#### Written problem:
Please transcribe the data below exactly. Leave the pictures out.

|---|

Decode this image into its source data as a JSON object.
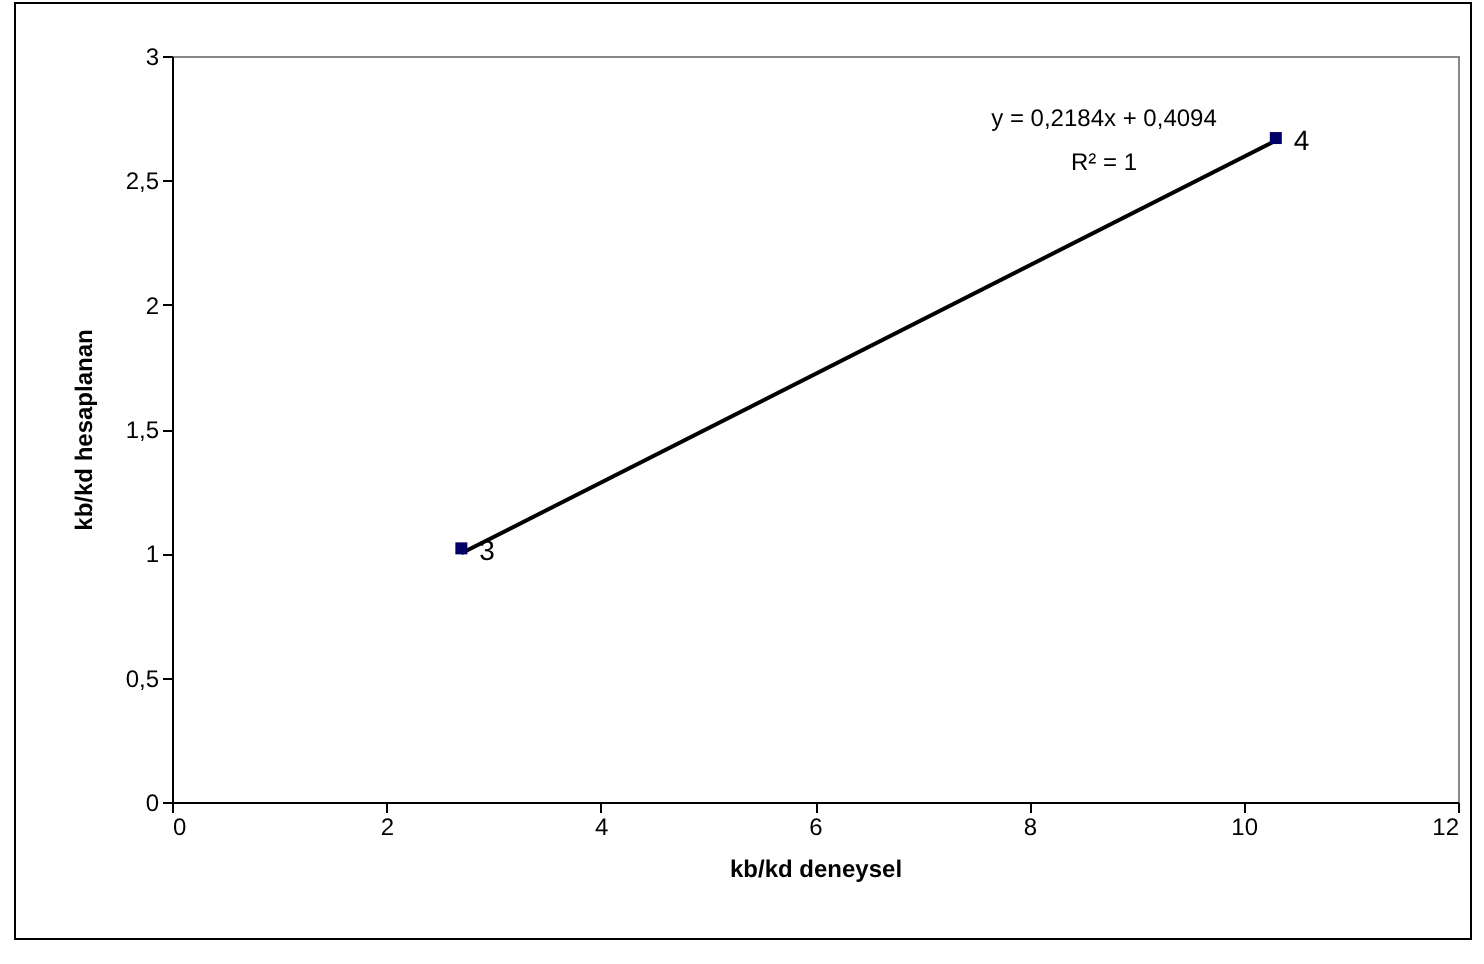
{
  "chart_data": {
    "type": "scatter",
    "xlabel": "kb/kd deneysel",
    "ylabel": "kb/kd hesaplanan",
    "xlim": [
      0,
      12
    ],
    "xticks": [
      0,
      2,
      4,
      6,
      8,
      10,
      12
    ],
    "ylim": [
      0,
      3
    ],
    "yticks": [
      0,
      {
        "value": 0.5,
        "label": "0,5"
      },
      1,
      {
        "value": 1.5,
        "label": "1,5"
      },
      2,
      {
        "value": 2.5,
        "label": "2,5"
      },
      3
    ],
    "grid": false,
    "x": [
      2.7,
      10.3
    ],
    "series": [
      {
        "type": "line",
        "color": "#000000",
        "values": [
          1.0,
          2.66
        ],
        "marker": "none",
        "line_style": "solid"
      },
      {
        "type": "scatter",
        "color": "#000066",
        "values": [
          1.02,
          2.67
        ],
        "marker": "square"
      }
    ],
    "annotations": [
      {
        "text": "3",
        "x": 2.7,
        "y": 1.02
      },
      {
        "text": "4",
        "x": 10.3,
        "y": 2.67
      },
      "y = 0,2184x + 0,4094",
      "R² = 1"
    ]
  }
}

|---|

#### The result:
Decode this image into its source data as a JSON object.
{
  "chart_data": {
    "type": "scatter",
    "xlabel": "kb/kd deneysel",
    "ylabel": "kb/kd hesaplanan",
    "xlim": [
      0,
      12
    ],
    "xticks": [
      0,
      2,
      4,
      6,
      8,
      10,
      12
    ],
    "ylim": [
      0,
      3
    ],
    "yticks": [
      0,
      {
        "value": 0.5,
        "label": "0,5"
      },
      1,
      {
        "value": 1.5,
        "label": "1,5"
      },
      2,
      {
        "value": 2.5,
        "label": "2,5"
      },
      3
    ],
    "grid": false,
    "x": [
      2.7,
      10.3
    ],
    "series": [
      {
        "type": "line",
        "color": "#000000",
        "values": [
          1.0,
          2.66
        ],
        "marker": "none",
        "line_style": "solid"
      },
      {
        "type": "scatter",
        "color": "#000066",
        "values": [
          1.02,
          2.67
        ],
        "marker": "square"
      }
    ],
    "annotations": [
      {
        "text": "3",
        "x": 2.7,
        "y": 1.02
      },
      {
        "text": "4",
        "x": 10.3,
        "y": 2.67
      },
      "y = 0,2184x + 0,4094",
      "R² = 1"
    ]
  }
}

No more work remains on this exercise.